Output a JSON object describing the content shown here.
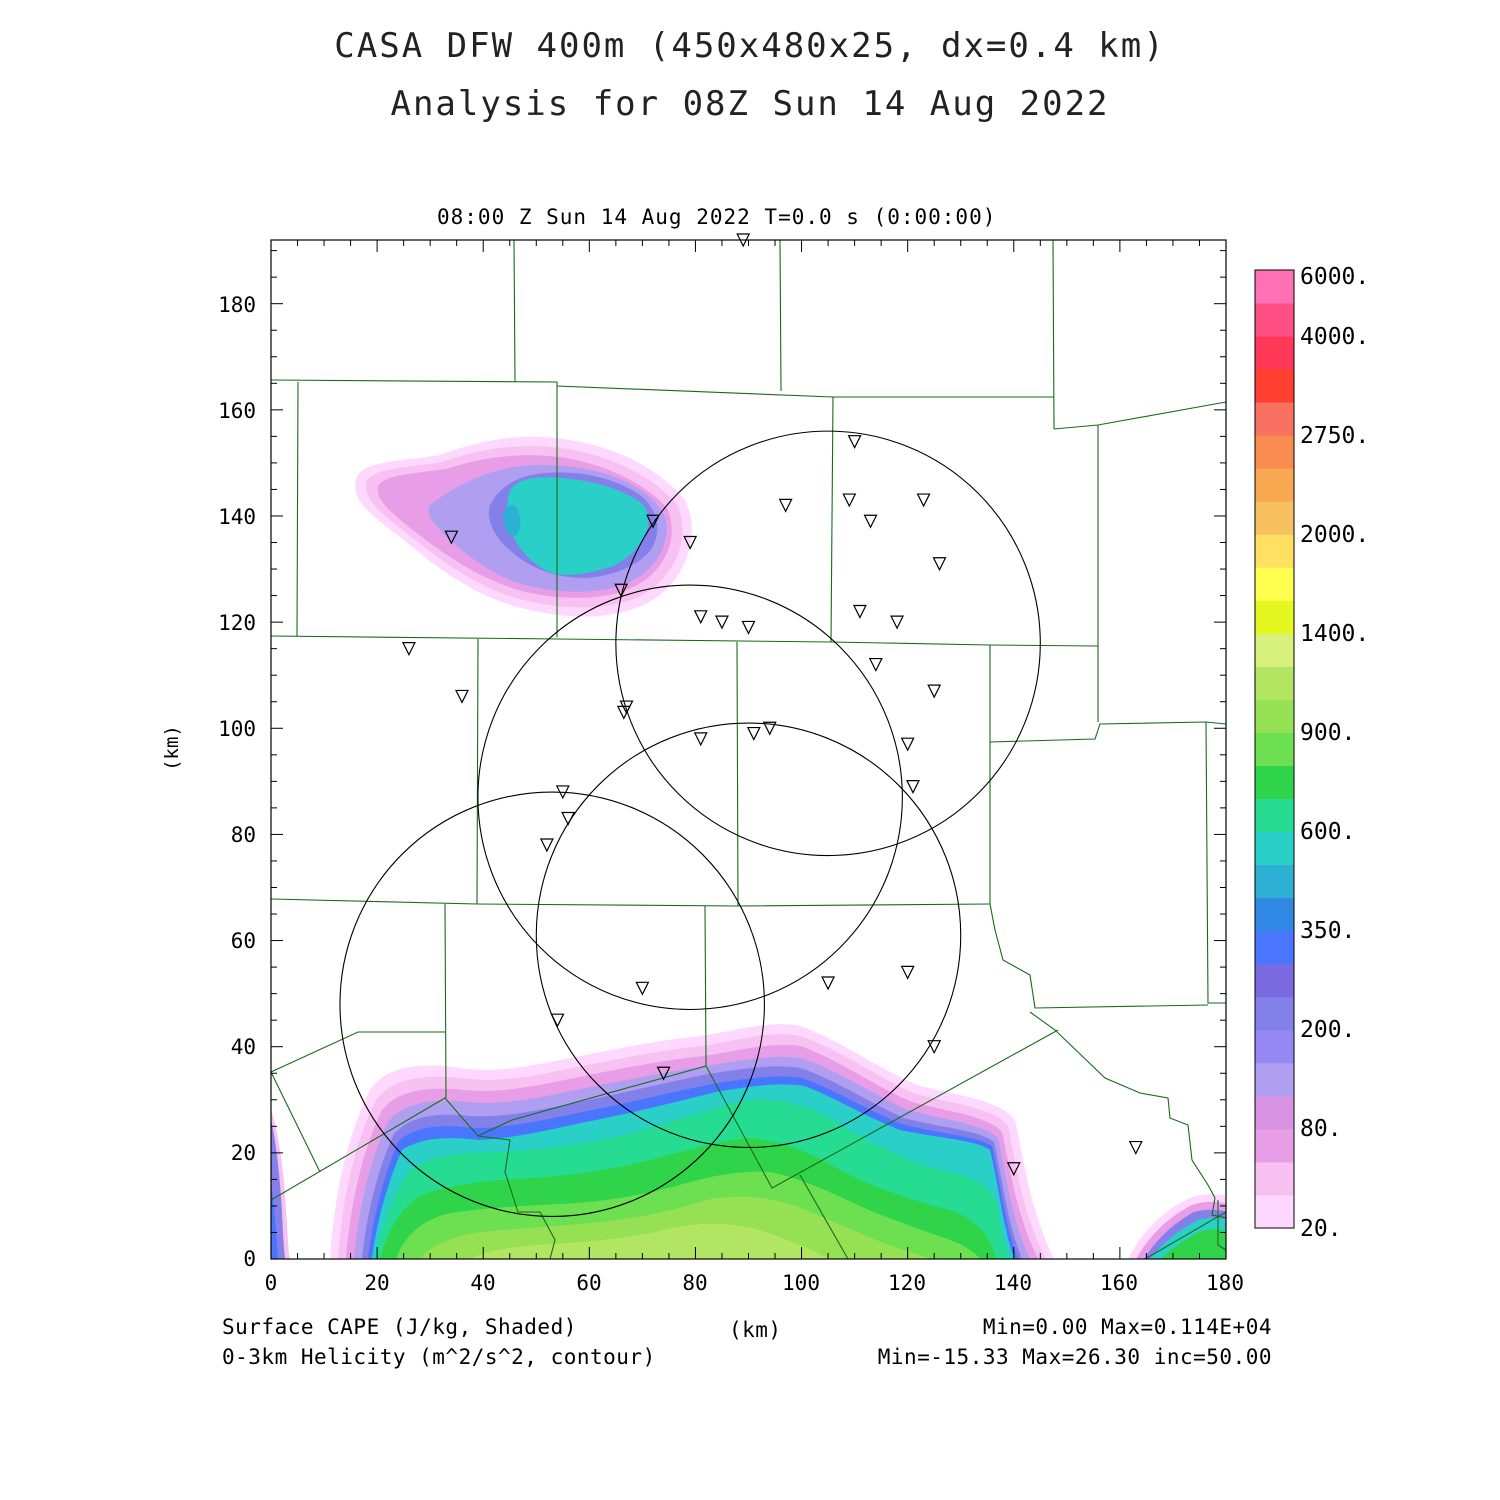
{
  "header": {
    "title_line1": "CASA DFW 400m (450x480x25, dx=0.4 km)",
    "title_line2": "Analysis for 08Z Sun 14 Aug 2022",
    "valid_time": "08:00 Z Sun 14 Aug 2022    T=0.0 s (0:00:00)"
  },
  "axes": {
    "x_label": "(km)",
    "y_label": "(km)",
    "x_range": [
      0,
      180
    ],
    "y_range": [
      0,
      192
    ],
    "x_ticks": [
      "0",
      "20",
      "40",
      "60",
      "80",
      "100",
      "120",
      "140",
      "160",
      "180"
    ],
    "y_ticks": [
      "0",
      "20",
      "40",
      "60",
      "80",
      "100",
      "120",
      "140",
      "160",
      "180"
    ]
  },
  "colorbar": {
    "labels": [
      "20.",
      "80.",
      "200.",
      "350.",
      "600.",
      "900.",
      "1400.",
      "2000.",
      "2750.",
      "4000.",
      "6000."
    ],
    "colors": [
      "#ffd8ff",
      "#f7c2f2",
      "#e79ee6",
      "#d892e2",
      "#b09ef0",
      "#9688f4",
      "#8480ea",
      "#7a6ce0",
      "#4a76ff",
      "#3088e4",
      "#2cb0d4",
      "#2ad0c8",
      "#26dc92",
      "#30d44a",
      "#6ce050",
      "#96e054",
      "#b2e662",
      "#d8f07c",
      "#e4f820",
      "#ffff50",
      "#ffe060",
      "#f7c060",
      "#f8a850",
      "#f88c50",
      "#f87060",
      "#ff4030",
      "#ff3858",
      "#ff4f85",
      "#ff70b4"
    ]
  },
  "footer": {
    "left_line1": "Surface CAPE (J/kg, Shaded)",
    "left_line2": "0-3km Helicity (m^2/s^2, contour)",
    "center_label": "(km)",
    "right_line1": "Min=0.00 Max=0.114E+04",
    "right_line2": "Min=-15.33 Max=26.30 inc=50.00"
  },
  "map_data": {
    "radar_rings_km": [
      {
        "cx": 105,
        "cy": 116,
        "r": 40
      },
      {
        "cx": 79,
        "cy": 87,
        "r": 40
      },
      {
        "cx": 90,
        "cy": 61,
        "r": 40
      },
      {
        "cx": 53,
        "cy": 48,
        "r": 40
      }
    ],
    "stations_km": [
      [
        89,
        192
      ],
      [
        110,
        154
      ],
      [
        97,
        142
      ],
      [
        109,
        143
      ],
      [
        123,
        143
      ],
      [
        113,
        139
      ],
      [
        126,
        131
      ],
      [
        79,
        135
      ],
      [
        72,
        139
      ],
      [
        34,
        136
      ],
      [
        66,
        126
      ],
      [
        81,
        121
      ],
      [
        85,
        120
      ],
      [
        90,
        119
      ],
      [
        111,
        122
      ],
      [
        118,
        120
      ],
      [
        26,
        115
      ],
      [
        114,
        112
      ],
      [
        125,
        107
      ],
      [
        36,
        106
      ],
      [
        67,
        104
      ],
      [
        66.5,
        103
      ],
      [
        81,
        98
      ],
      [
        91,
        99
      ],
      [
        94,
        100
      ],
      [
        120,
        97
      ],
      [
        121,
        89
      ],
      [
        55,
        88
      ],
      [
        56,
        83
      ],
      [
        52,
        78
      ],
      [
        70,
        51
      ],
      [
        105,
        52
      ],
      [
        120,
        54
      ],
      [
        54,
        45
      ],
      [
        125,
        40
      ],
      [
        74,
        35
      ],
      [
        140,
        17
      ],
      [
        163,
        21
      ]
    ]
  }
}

+ + +

**Problem to solve**
Print every entry exactly as written, without the pictures.

**Solution to the problem**
Output a JSON object describing the content shown here.
{
  "header": {
    "title_line1": "CASA DFW 400m (450x480x25, dx=0.4 km)",
    "title_line2": "Analysis for 08Z Sun 14 Aug 2022",
    "valid_time": "08:00 Z Sun 14 Aug 2022    T=0.0 s (0:00:00)"
  },
  "axes": {
    "x_label": "(km)",
    "y_label": "(km)",
    "x_range": [
      0,
      180
    ],
    "y_range": [
      0,
      192
    ],
    "x_ticks": [
      "0",
      "20",
      "40",
      "60",
      "80",
      "100",
      "120",
      "140",
      "160",
      "180"
    ],
    "y_ticks": [
      "0",
      "20",
      "40",
      "60",
      "80",
      "100",
      "120",
      "140",
      "160",
      "180"
    ]
  },
  "colorbar": {
    "labels": [
      "20.",
      "80.",
      "200.",
      "350.",
      "600.",
      "900.",
      "1400.",
      "2000.",
      "2750.",
      "4000.",
      "6000."
    ],
    "colors": [
      "#ffd8ff",
      "#f7c2f2",
      "#e79ee6",
      "#d892e2",
      "#b09ef0",
      "#9688f4",
      "#8480ea",
      "#7a6ce0",
      "#4a76ff",
      "#3088e4",
      "#2cb0d4",
      "#2ad0c8",
      "#26dc92",
      "#30d44a",
      "#6ce050",
      "#96e054",
      "#b2e662",
      "#d8f07c",
      "#e4f820",
      "#ffff50",
      "#ffe060",
      "#f7c060",
      "#f8a850",
      "#f88c50",
      "#f87060",
      "#ff4030",
      "#ff3858",
      "#ff4f85",
      "#ff70b4"
    ]
  },
  "footer": {
    "left_line1": "Surface CAPE (J/kg, Shaded)",
    "left_line2": "0-3km Helicity (m^2/s^2, contour)",
    "center_label": "(km)",
    "right_line1": "Min=0.00 Max=0.114E+04",
    "right_line2": "Min=-15.33 Max=26.30 inc=50.00"
  },
  "map_data": {
    "radar_rings_km": [
      {
        "cx": 105,
        "cy": 116,
        "r": 40
      },
      {
        "cx": 79,
        "cy": 87,
        "r": 40
      },
      {
        "cx": 90,
        "cy": 61,
        "r": 40
      },
      {
        "cx": 53,
        "cy": 48,
        "r": 40
      }
    ],
    "stations_km": [
      [
        89,
        192
      ],
      [
        110,
        154
      ],
      [
        97,
        142
      ],
      [
        109,
        143
      ],
      [
        123,
        143
      ],
      [
        113,
        139
      ],
      [
        126,
        131
      ],
      [
        79,
        135
      ],
      [
        72,
        139
      ],
      [
        34,
        136
      ],
      [
        66,
        126
      ],
      [
        81,
        121
      ],
      [
        85,
        120
      ],
      [
        90,
        119
      ],
      [
        111,
        122
      ],
      [
        118,
        120
      ],
      [
        26,
        115
      ],
      [
        114,
        112
      ],
      [
        125,
        107
      ],
      [
        36,
        106
      ],
      [
        67,
        104
      ],
      [
        66.5,
        103
      ],
      [
        81,
        98
      ],
      [
        91,
        99
      ],
      [
        94,
        100
      ],
      [
        120,
        97
      ],
      [
        121,
        89
      ],
      [
        55,
        88
      ],
      [
        56,
        83
      ],
      [
        52,
        78
      ],
      [
        70,
        51
      ],
      [
        105,
        52
      ],
      [
        120,
        54
      ],
      [
        54,
        45
      ],
      [
        125,
        40
      ],
      [
        74,
        35
      ],
      [
        140,
        17
      ],
      [
        163,
        21
      ]
    ]
  }
}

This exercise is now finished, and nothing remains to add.